> WHAT TO WORK ON: Copy out each line that includes the word "группа".

** begin SUPPLIED MATERIAL **

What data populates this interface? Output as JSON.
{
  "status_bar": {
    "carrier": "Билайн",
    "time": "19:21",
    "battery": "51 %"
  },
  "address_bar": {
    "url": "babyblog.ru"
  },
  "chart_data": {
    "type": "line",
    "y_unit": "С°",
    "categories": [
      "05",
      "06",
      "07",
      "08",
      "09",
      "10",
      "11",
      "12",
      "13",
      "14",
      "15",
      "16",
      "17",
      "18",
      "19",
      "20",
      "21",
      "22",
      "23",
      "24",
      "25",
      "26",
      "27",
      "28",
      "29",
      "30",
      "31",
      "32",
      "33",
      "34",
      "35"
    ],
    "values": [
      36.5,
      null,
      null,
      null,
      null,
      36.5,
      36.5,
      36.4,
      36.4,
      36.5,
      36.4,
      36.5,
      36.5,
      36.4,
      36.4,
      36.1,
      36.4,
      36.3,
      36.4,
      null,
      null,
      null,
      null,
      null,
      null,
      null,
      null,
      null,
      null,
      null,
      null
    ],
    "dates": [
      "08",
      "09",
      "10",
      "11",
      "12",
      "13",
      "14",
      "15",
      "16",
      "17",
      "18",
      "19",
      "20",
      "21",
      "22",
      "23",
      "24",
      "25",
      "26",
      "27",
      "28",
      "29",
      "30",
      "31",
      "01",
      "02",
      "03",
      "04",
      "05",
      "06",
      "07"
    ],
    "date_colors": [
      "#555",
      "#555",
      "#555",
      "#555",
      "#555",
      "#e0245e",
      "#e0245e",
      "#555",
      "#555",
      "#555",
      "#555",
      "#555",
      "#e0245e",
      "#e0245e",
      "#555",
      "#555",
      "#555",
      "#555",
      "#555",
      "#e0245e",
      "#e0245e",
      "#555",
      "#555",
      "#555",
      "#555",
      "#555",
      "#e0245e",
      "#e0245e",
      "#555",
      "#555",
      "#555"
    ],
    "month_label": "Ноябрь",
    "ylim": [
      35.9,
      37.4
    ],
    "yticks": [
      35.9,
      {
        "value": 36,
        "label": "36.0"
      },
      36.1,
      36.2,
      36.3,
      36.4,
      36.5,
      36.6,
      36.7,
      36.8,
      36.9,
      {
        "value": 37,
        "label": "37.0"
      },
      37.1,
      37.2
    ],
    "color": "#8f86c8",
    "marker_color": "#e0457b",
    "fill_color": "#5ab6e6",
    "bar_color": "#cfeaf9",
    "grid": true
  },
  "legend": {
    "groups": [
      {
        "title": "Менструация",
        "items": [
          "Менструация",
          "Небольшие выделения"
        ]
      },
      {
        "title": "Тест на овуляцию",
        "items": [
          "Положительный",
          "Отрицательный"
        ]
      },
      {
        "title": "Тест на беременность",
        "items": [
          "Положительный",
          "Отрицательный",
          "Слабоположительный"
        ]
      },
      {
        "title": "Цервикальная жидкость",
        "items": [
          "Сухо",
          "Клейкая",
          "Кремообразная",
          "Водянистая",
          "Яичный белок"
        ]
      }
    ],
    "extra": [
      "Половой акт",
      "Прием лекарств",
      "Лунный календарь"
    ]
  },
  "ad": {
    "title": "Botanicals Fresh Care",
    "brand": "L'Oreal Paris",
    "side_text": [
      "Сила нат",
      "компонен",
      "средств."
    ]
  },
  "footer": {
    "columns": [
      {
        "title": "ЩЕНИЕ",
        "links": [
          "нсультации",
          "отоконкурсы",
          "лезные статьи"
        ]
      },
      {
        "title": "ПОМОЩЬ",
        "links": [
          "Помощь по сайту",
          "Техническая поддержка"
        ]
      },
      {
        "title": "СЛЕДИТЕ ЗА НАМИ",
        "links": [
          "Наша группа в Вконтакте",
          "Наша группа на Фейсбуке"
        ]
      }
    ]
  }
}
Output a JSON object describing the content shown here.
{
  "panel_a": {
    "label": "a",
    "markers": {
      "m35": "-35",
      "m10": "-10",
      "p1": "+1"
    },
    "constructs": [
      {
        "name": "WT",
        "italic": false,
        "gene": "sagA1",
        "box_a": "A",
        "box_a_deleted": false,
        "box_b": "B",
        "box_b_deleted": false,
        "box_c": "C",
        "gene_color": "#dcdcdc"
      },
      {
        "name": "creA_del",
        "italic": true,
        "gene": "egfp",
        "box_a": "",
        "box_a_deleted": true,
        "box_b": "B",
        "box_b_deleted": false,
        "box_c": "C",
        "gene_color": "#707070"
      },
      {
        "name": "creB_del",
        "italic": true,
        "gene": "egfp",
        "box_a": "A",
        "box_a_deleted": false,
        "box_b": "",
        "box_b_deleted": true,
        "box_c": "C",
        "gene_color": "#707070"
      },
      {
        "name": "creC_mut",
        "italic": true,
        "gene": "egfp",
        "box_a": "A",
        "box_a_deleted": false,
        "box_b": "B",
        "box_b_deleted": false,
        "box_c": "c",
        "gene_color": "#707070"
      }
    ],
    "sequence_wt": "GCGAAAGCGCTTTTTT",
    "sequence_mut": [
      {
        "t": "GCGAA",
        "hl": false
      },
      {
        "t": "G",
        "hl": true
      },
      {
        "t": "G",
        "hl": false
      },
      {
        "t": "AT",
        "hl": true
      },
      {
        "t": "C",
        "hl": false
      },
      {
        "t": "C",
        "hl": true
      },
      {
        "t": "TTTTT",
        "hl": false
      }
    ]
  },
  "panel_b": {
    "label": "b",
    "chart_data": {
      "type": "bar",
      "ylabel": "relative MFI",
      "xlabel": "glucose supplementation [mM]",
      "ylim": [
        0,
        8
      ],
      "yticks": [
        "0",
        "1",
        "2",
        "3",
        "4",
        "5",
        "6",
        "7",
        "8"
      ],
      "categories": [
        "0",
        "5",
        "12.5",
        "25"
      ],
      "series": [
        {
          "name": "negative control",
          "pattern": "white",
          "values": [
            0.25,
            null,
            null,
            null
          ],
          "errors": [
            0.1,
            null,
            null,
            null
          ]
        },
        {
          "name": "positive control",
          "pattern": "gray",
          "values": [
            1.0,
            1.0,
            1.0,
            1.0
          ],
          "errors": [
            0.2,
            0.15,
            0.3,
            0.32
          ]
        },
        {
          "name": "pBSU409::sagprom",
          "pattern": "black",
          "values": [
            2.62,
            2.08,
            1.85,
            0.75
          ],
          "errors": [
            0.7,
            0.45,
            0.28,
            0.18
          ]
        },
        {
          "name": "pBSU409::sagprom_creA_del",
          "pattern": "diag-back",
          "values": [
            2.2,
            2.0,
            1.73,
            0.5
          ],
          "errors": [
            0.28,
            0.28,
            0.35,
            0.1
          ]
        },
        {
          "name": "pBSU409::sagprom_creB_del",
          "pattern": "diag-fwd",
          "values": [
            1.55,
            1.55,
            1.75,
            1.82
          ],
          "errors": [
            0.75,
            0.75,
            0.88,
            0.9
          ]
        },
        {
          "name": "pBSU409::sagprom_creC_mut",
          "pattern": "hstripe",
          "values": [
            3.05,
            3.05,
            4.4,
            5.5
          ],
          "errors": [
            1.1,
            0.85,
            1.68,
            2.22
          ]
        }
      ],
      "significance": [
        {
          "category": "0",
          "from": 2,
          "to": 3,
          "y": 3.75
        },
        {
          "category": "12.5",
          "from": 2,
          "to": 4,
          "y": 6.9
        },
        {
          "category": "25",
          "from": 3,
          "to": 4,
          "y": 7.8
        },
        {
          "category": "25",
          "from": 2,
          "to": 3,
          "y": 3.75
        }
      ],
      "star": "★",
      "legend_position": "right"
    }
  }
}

** end SUPPLIED MATERIAL **
** begin SUPPLIED MATERIAL **

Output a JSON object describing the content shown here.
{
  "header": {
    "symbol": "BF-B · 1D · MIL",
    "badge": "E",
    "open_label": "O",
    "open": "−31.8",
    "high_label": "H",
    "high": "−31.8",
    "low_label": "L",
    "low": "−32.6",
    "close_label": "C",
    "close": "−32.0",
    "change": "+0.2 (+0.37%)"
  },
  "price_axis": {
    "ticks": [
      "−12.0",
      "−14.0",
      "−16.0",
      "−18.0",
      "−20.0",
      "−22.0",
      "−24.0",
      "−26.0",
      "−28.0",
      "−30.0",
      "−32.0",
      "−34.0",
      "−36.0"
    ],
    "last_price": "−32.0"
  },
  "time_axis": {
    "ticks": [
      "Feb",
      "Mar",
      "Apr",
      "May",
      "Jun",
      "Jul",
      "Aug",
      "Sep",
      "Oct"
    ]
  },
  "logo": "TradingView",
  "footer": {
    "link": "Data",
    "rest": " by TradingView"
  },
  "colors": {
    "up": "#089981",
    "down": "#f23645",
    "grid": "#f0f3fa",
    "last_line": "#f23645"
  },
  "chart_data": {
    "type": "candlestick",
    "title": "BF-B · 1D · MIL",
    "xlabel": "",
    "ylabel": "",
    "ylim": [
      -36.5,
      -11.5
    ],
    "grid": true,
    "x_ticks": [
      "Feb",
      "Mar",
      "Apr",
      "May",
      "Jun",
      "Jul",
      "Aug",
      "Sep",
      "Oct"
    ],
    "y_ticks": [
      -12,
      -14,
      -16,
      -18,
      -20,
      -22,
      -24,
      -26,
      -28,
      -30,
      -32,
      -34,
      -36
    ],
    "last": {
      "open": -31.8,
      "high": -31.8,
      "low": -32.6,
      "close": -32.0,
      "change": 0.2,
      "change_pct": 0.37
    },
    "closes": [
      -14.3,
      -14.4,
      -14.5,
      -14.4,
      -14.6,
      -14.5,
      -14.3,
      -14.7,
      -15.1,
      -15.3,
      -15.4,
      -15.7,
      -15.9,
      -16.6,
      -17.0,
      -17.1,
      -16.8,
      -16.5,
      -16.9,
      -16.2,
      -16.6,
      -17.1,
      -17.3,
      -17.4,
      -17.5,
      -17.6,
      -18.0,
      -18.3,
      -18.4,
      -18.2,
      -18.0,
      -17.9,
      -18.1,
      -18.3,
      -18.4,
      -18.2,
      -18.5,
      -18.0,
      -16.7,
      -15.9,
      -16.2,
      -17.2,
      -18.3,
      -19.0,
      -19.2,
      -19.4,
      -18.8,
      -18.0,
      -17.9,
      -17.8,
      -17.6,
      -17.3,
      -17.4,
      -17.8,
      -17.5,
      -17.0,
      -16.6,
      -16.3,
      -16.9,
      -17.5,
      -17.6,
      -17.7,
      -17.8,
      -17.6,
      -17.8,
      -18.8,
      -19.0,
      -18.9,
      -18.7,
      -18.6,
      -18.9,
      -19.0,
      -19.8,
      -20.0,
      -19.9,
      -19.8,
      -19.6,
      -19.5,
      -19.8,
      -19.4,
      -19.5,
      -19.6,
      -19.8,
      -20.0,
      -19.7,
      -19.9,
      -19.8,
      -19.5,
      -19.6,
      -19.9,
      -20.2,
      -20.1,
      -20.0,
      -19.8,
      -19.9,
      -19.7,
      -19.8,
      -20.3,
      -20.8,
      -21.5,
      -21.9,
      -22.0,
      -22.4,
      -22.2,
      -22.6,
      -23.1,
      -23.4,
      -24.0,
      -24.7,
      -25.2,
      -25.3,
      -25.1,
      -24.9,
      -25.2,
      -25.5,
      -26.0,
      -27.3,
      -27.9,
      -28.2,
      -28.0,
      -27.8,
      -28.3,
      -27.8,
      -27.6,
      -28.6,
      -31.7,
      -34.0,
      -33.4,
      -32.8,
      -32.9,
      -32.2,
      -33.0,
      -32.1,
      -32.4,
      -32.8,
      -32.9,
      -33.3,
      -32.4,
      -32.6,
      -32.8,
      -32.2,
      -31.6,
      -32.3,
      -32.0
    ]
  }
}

** end SUPPLIED MATERIAL **

> OUTPUT:
          "Наша группа в Вконтакте",
          "Наша группа на Фейсбуке"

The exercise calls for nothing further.